>> BEGIN

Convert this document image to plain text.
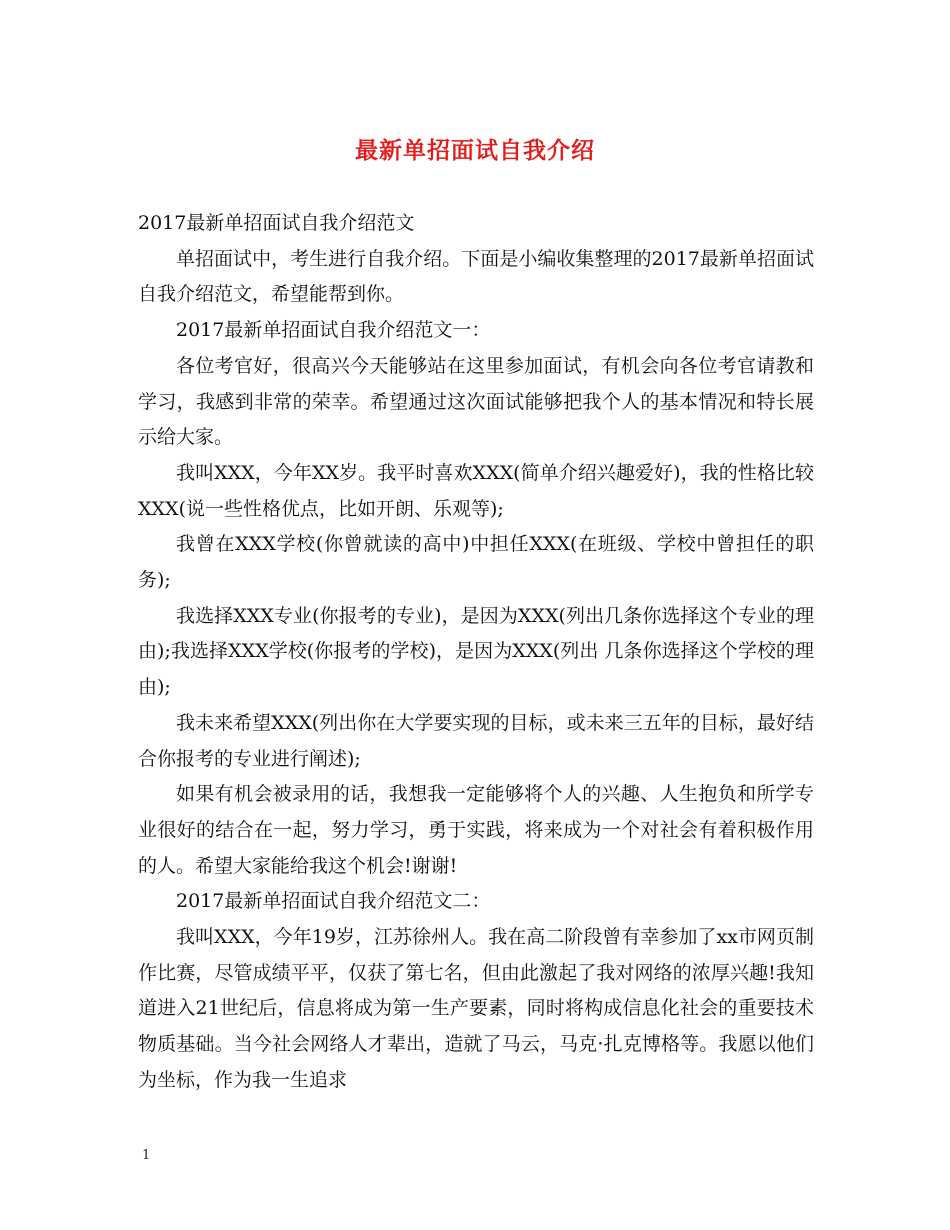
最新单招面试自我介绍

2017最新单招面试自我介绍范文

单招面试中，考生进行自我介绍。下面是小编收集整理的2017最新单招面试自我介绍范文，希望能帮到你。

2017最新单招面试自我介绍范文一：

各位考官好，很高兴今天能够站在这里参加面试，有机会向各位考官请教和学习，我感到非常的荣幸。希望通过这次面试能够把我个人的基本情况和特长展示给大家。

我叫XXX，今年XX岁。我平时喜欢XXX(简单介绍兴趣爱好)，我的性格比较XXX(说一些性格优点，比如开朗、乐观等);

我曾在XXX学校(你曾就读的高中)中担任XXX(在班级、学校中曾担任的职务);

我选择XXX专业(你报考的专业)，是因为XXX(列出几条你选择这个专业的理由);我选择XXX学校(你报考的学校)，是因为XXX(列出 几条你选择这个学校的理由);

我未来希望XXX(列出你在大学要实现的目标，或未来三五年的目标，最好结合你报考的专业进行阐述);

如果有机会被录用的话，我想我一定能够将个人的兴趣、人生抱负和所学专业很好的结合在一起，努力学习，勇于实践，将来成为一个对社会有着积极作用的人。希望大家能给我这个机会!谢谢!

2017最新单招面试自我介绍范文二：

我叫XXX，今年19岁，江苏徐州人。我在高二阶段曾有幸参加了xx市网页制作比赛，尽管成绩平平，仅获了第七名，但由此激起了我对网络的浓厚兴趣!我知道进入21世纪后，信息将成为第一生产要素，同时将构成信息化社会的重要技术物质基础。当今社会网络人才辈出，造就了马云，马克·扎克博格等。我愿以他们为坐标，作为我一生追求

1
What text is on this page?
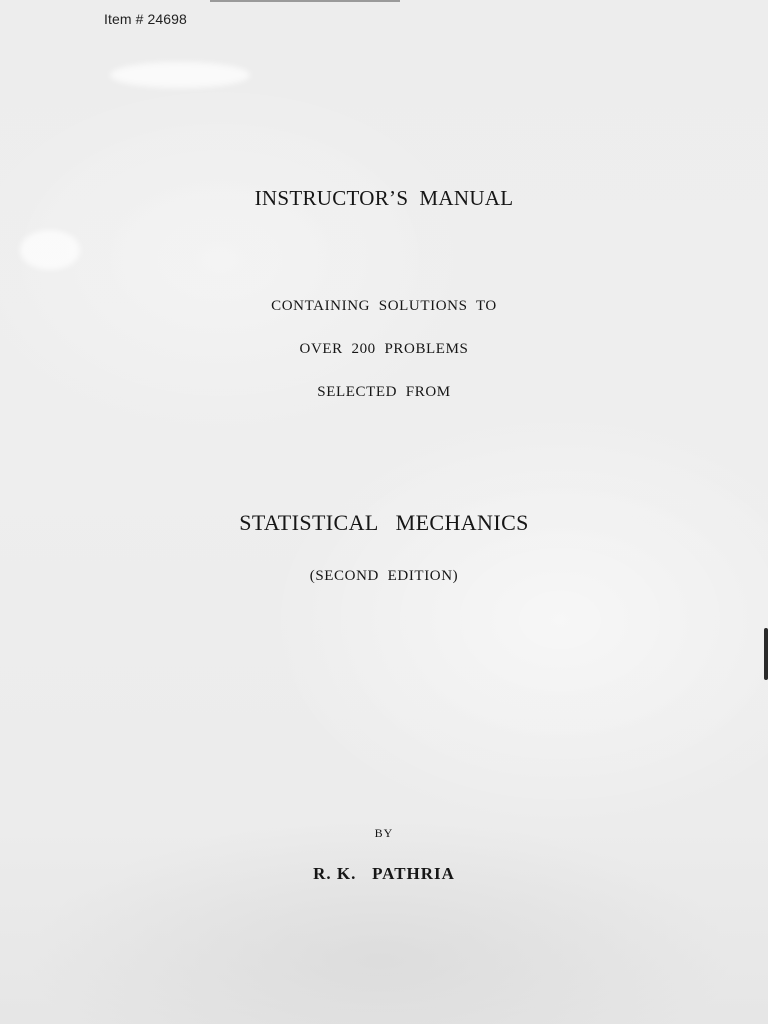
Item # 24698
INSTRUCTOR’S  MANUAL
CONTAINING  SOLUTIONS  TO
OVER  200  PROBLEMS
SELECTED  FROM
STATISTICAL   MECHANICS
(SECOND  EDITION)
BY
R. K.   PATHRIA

>> END

▸ Aim of the task
Starting at the line that contains "What text is on this page?", retype each line through the final one in the listing, with both ends kept and the pictures omitted.

▸ Response to the exercise
What text is on this page?
Item # 24698
INSTRUCTOR’S  MANUAL
CONTAINING  SOLUTIONS  TO
OVER  200  PROBLEMS
SELECTED  FROM
STATISTICAL   MECHANICS
(SECOND  EDITION)
BY
R. K.   PATHRIA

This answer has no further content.